> [MATERIAL PROVIDED]:

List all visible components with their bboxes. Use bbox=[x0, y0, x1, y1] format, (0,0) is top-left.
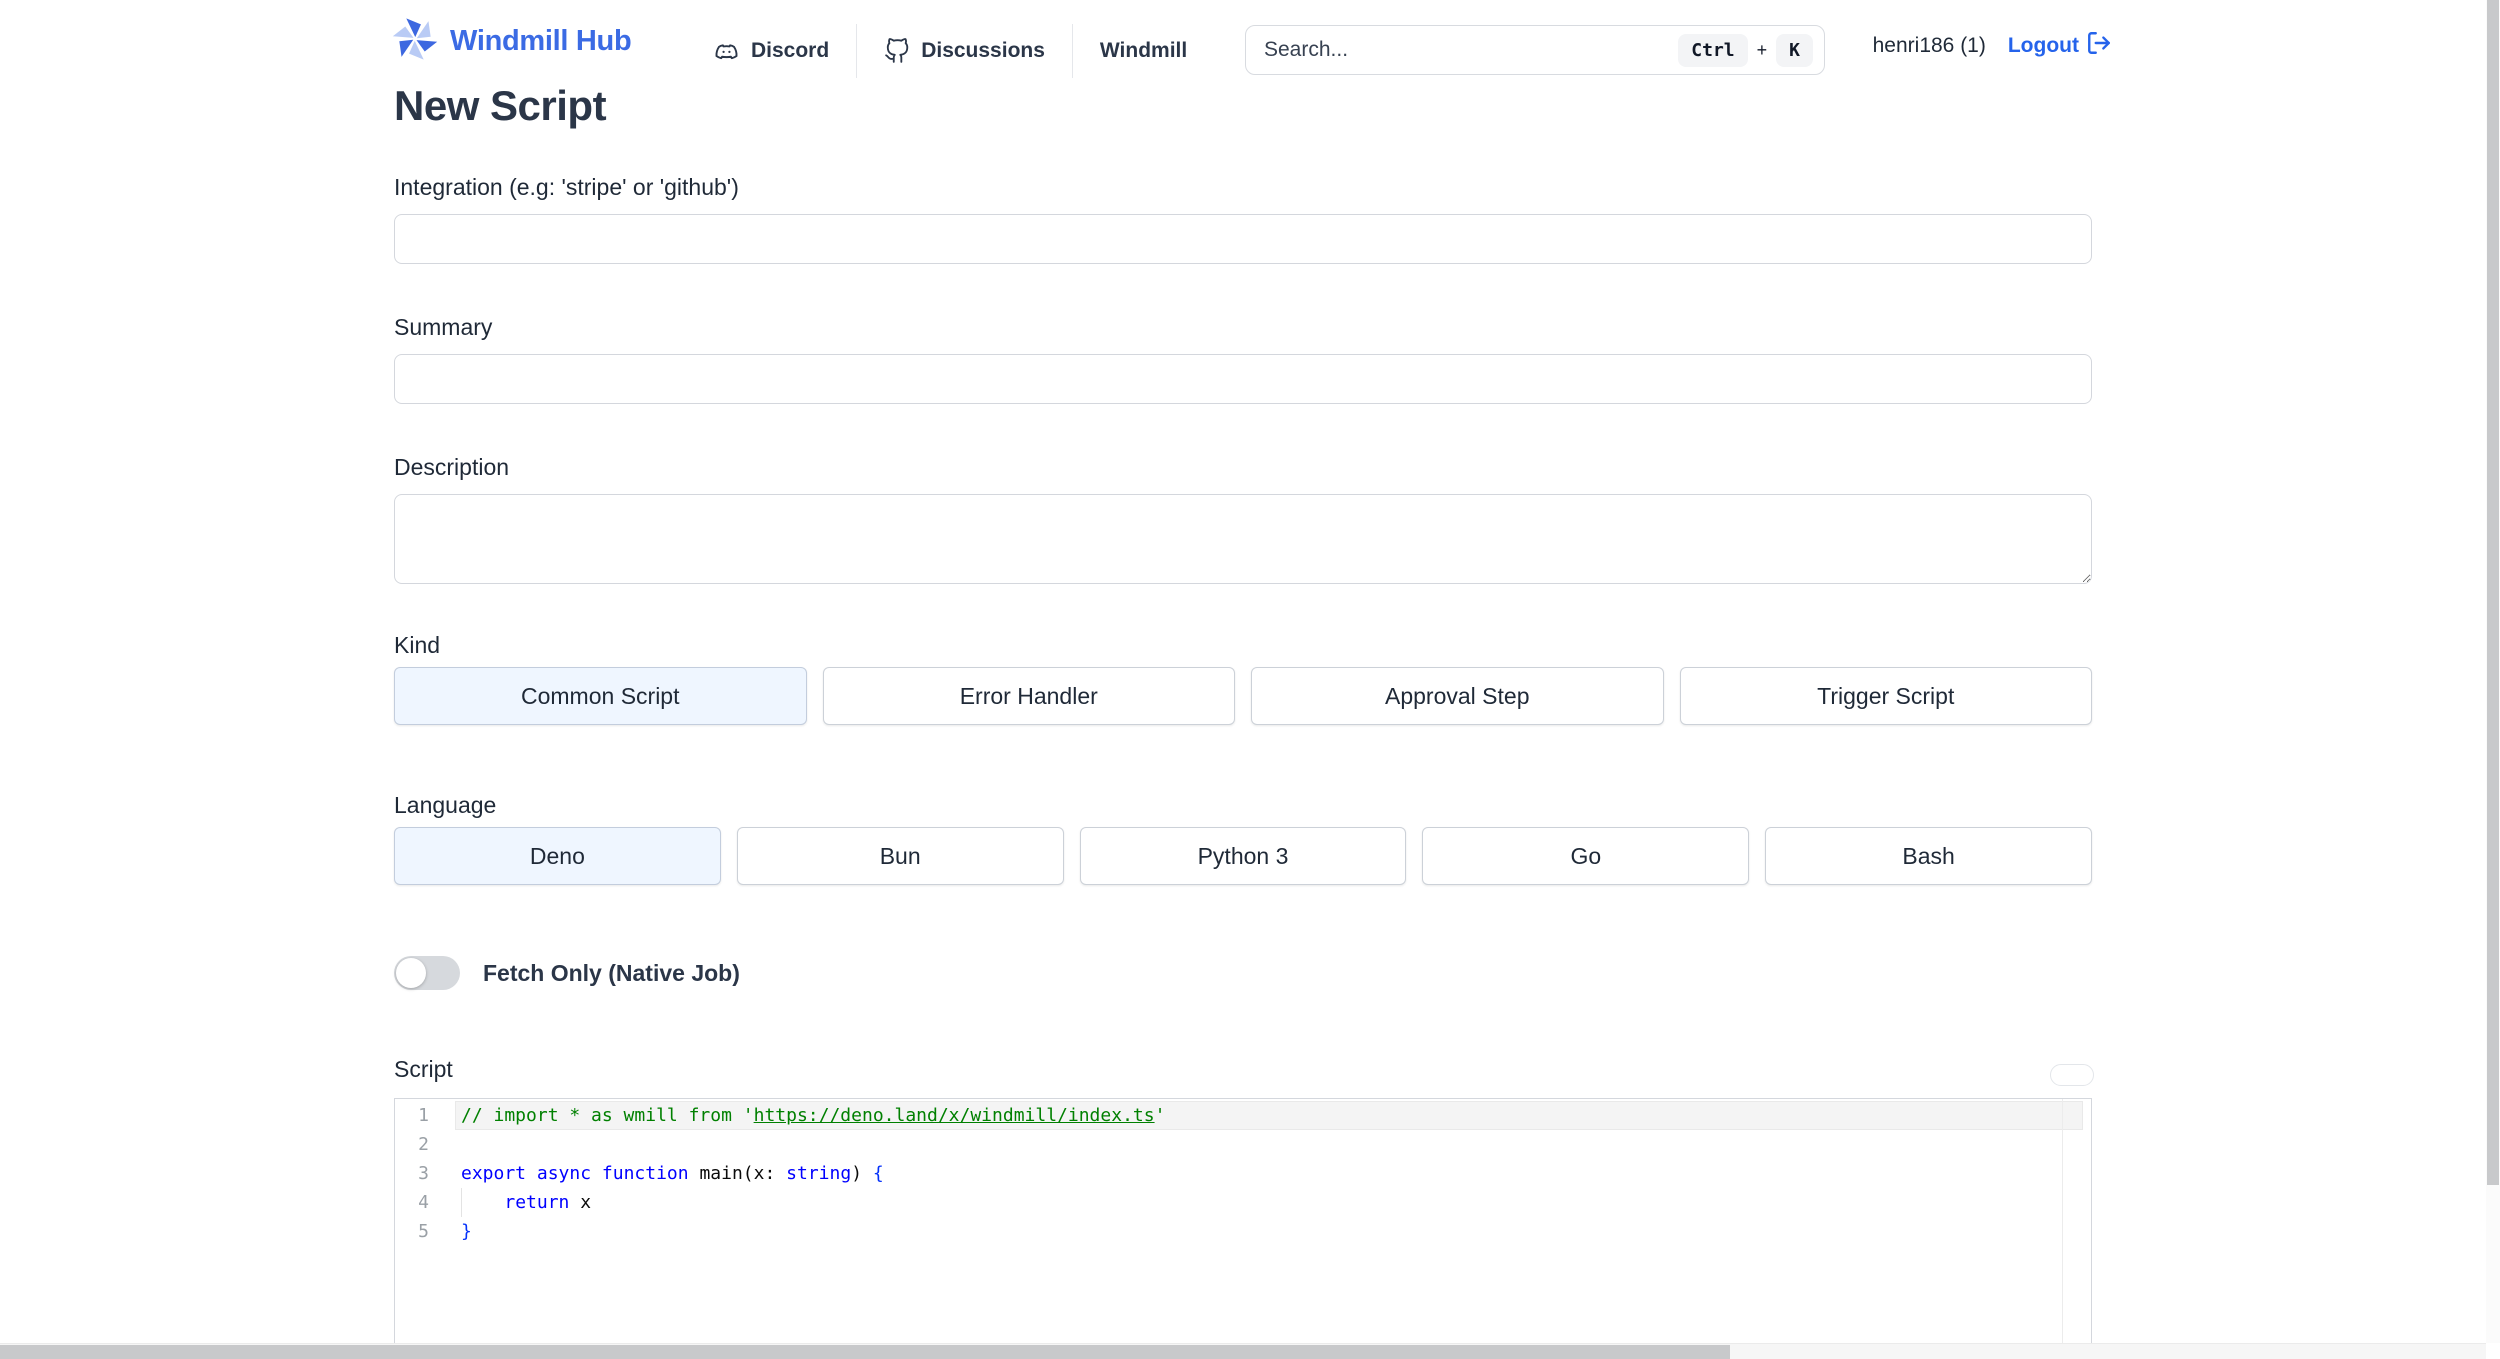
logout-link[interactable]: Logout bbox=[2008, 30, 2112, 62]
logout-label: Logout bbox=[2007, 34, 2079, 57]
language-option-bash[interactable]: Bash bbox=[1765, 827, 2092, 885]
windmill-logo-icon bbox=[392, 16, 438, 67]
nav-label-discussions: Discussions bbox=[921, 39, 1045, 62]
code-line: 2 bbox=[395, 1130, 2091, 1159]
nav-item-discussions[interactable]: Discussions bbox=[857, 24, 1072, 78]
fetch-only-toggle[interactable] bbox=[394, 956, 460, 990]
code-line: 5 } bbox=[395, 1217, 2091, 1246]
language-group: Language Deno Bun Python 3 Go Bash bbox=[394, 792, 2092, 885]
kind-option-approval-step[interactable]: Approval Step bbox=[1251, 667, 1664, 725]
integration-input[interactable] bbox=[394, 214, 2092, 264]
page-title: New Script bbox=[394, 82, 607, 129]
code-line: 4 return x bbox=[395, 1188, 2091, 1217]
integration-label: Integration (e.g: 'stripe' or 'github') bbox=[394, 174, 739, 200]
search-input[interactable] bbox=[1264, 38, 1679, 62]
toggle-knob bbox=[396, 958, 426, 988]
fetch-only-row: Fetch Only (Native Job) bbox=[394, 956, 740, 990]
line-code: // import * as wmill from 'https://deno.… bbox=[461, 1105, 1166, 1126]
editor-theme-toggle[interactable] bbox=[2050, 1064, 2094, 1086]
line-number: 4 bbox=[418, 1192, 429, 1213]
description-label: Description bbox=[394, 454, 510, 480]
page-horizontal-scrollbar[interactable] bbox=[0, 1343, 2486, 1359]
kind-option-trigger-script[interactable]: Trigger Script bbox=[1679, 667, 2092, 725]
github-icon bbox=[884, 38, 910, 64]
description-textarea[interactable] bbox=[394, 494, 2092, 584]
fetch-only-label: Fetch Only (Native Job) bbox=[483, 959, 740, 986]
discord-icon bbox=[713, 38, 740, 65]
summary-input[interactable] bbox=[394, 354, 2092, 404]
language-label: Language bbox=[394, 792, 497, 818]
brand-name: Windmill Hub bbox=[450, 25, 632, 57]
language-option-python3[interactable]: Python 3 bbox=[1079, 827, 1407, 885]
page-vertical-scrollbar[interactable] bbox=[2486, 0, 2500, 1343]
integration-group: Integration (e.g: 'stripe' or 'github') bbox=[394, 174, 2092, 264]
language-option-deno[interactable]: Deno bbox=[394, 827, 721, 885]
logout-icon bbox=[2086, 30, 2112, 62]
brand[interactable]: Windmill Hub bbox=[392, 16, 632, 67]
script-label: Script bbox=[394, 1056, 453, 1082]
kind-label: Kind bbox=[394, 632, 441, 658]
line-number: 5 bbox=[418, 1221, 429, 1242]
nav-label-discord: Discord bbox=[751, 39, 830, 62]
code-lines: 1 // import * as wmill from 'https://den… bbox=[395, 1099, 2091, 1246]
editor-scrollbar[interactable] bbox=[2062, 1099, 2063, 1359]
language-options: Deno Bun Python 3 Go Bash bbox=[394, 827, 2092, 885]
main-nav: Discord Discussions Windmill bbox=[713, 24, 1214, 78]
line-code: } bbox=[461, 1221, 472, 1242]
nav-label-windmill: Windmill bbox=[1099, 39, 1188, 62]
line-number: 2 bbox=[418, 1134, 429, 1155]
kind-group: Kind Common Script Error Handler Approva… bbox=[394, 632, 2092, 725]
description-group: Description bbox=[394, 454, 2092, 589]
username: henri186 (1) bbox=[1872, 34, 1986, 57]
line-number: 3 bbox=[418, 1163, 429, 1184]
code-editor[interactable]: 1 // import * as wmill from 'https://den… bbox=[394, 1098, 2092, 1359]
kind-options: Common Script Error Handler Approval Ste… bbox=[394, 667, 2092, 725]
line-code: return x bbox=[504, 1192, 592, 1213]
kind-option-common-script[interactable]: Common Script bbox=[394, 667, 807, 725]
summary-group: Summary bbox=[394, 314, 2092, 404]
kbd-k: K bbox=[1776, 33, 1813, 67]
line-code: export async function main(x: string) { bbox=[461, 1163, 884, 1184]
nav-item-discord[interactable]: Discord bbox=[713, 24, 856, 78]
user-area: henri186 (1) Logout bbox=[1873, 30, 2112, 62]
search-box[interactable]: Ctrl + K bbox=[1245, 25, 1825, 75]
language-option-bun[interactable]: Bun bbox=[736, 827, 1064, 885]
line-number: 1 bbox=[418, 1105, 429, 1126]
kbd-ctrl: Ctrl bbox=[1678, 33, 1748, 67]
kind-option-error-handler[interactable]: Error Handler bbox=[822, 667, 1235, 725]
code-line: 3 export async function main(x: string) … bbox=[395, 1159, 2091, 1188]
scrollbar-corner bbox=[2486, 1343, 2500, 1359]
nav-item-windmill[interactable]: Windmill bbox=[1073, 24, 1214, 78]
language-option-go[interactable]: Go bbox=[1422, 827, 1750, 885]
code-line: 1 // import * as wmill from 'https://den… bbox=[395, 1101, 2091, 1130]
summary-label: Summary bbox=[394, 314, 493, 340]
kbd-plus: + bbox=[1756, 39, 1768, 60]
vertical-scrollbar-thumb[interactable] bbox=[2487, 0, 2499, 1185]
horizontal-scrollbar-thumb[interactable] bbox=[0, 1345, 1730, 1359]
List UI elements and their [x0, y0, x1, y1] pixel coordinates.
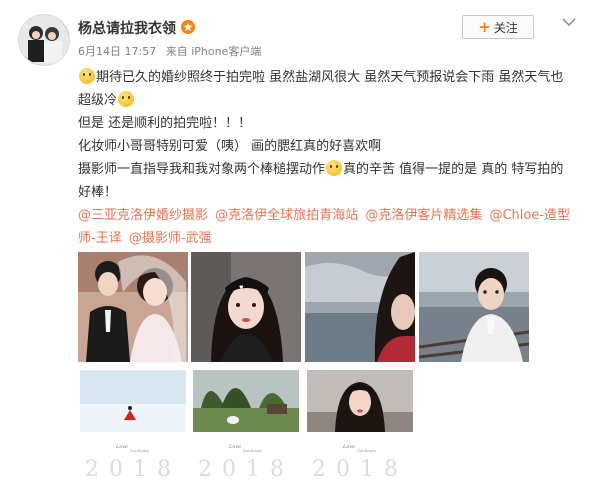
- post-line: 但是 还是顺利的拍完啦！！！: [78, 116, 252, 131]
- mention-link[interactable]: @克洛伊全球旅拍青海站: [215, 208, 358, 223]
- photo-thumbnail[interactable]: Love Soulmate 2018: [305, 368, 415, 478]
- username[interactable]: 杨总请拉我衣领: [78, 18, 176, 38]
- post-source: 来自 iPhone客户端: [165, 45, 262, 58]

> [DIRECTIONS]:
Reproduce the listing above word for word, omitting the pictures.

> [TASK RESULT]:
List all visible components with their bboxes. Use bbox=[x0, y0, x1, y1] format, (0,0) is top-left.
logout-link[interactable]: Logout bbox=[2008, 30, 2112, 62]
logout-label: Logout bbox=[2007, 34, 2079, 57]
language-option-bash[interactable]: Bash bbox=[1765, 827, 2092, 885]
windmill-logo-icon bbox=[392, 16, 438, 67]
nav-label-discussions: Discussions bbox=[921, 39, 1045, 62]
code-line: 2 bbox=[395, 1130, 2091, 1159]
nav-item-discussions[interactable]: Discussions bbox=[857, 24, 1072, 78]
fetch-only-toggle[interactable] bbox=[394, 956, 460, 990]
code-line: 5 } bbox=[395, 1217, 2091, 1246]
language-group: Language Deno Bun Python 3 Go Bash bbox=[394, 792, 2092, 885]
kind-option-approval-step[interactable]: Approval Step bbox=[1251, 667, 1664, 725]
integration-input[interactable] bbox=[394, 214, 2092, 264]
page-title: New Script bbox=[394, 82, 607, 129]
code-line: 4 return x bbox=[395, 1188, 2091, 1217]
integration-label: Integration (e.g: 'stripe' or 'github') bbox=[394, 174, 739, 200]
search-input[interactable] bbox=[1264, 38, 1679, 62]
toggle-knob bbox=[396, 958, 426, 988]
fetch-only-row: Fetch Only (Native Job) bbox=[394, 956, 740, 990]
line-code: // import * as wmill from 'https://deno.… bbox=[461, 1105, 1166, 1126]
editor-theme-toggle[interactable] bbox=[2050, 1064, 2094, 1086]
line-number: 4 bbox=[418, 1192, 429, 1213]
description-label: Description bbox=[394, 454, 510, 480]
page-horizontal-scrollbar[interactable] bbox=[0, 1343, 2486, 1359]
kind-option-trigger-script[interactable]: Trigger Script bbox=[1679, 667, 2092, 725]
github-icon bbox=[884, 38, 910, 64]
description-textarea[interactable] bbox=[394, 494, 2092, 584]
fetch-only-label: Fetch Only (Native Job) bbox=[483, 959, 740, 986]
discord-icon bbox=[713, 38, 740, 65]
summary-input[interactable] bbox=[394, 354, 2092, 404]
language-label: Language bbox=[394, 792, 497, 818]
brand-name: Windmill Hub bbox=[450, 25, 632, 57]
language-option-python3[interactable]: Python 3 bbox=[1079, 827, 1407, 885]
page-vertical-scrollbar[interactable] bbox=[2486, 0, 2500, 1343]
integration-group: Integration (e.g: 'stripe' or 'github') bbox=[394, 174, 2092, 264]
language-option-deno[interactable]: Deno bbox=[394, 827, 721, 885]
logout-icon bbox=[2086, 30, 2112, 62]
brand[interactable]: Windmill Hub bbox=[392, 16, 632, 67]
script-label: Script bbox=[394, 1056, 453, 1082]
kind-label: Kind bbox=[394, 632, 441, 658]
line-number: 5 bbox=[418, 1221, 429, 1242]
nav-label-discord: Discord bbox=[751, 39, 830, 62]
code-lines: 1 // import * as wmill from 'https://den… bbox=[395, 1099, 2091, 1246]
editor-scrollbar[interactable] bbox=[2062, 1099, 2063, 1359]
language-options: Deno Bun Python 3 Go Bash bbox=[394, 827, 2092, 885]
main-nav: Discord Discussions Windmill bbox=[713, 24, 1214, 78]
line-code: } bbox=[461, 1221, 472, 1242]
nav-label-windmill: Windmill bbox=[1099, 39, 1188, 62]
line-number: 2 bbox=[418, 1134, 429, 1155]
kind-group: Kind Common Script Error Handler Approva… bbox=[394, 632, 2092, 725]
description-group: Description bbox=[394, 454, 2092, 589]
username: henri186 (1) bbox=[1872, 34, 1986, 57]
line-number: 3 bbox=[418, 1163, 429, 1184]
code-editor[interactable]: 1 // import * as wmill from 'https://den… bbox=[394, 1098, 2092, 1359]
kind-options: Common Script Error Handler Approval Ste… bbox=[394, 667, 2092, 725]
line-code: return x bbox=[504, 1192, 592, 1213]
kind-option-common-script[interactable]: Common Script bbox=[394, 667, 807, 725]
summary-group: Summary bbox=[394, 314, 2092, 404]
kbd-k: K bbox=[1776, 33, 1813, 67]
line-code: export async function main(x: string) { bbox=[461, 1163, 884, 1184]
nav-item-discord[interactable]: Discord bbox=[713, 24, 856, 78]
user-area: henri186 (1) Logout bbox=[1873, 30, 2112, 62]
search-box[interactable]: Ctrl + K bbox=[1245, 25, 1825, 75]
language-option-bun[interactable]: Bun bbox=[736, 827, 1064, 885]
line-number: 1 bbox=[418, 1105, 429, 1126]
kbd-ctrl: Ctrl bbox=[1678, 33, 1748, 67]
kind-option-error-handler[interactable]: Error Handler bbox=[822, 667, 1235, 725]
code-line: 3 export async function main(x: string) … bbox=[395, 1159, 2091, 1188]
scrollbar-corner bbox=[2486, 1343, 2500, 1359]
nav-item-windmill[interactable]: Windmill bbox=[1073, 24, 1214, 78]
language-option-go[interactable]: Go bbox=[1422, 827, 1750, 885]
code-line: 1 // import * as wmill from 'https://den… bbox=[395, 1101, 2091, 1130]
summary-label: Summary bbox=[394, 314, 493, 340]
kbd-plus: + bbox=[1756, 39, 1768, 60]
vertical-scrollbar-thumb[interactable] bbox=[2487, 0, 2499, 1185]
horizontal-scrollbar-thumb[interactable] bbox=[0, 1345, 1730, 1359]
List UI elements and their [x0, y0, x1, y1] pixel coordinates.
- post-line: 但是 还是顺利的拍完啦！！！: [78, 116, 252, 131]
- mention-link[interactable]: @克洛伊全球旅拍青海站: [215, 208, 358, 223]
- photo-thumbnail[interactable]: Love Soulmate 2018: [305, 368, 415, 478]
- username[interactable]: 杨总请拉我衣领: [78, 18, 176, 38]
- post-source: 来自 iPhone客户端: [165, 45, 262, 58]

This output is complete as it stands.